--- begin ---

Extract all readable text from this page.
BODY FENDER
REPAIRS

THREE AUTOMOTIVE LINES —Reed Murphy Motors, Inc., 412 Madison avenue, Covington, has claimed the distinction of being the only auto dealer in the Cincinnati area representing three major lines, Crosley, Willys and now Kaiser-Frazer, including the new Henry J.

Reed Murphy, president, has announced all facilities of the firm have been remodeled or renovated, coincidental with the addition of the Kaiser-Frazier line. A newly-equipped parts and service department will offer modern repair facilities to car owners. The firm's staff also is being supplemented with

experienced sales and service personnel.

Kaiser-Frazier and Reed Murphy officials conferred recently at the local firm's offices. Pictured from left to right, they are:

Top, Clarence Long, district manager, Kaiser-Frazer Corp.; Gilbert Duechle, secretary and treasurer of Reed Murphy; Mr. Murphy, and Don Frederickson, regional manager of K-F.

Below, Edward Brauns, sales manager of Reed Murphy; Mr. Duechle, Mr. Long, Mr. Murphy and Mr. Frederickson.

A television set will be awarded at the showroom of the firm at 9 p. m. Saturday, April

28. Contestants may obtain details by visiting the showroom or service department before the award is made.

--- end ---

# Problem description:
Which lines contain "Frazer"? Copy each of them.

# Exercise response:
THREE AUTOMOTIVE LINES —Reed Murphy Motors, Inc., 412 Madison avenue, Covington, has claimed the distinction of being the only auto dealer in the Cincinnati area representing three major lines, Crosley, Willys and now Kaiser-Frazer, including the new Henry J.
Top, Clarence Long, district manager, Kaiser-Frazer Corp.; Gilbert Duechle, secretary and treasurer of Reed Murphy; Mr. Murphy, and Don Frederickson, regional manager of K-F.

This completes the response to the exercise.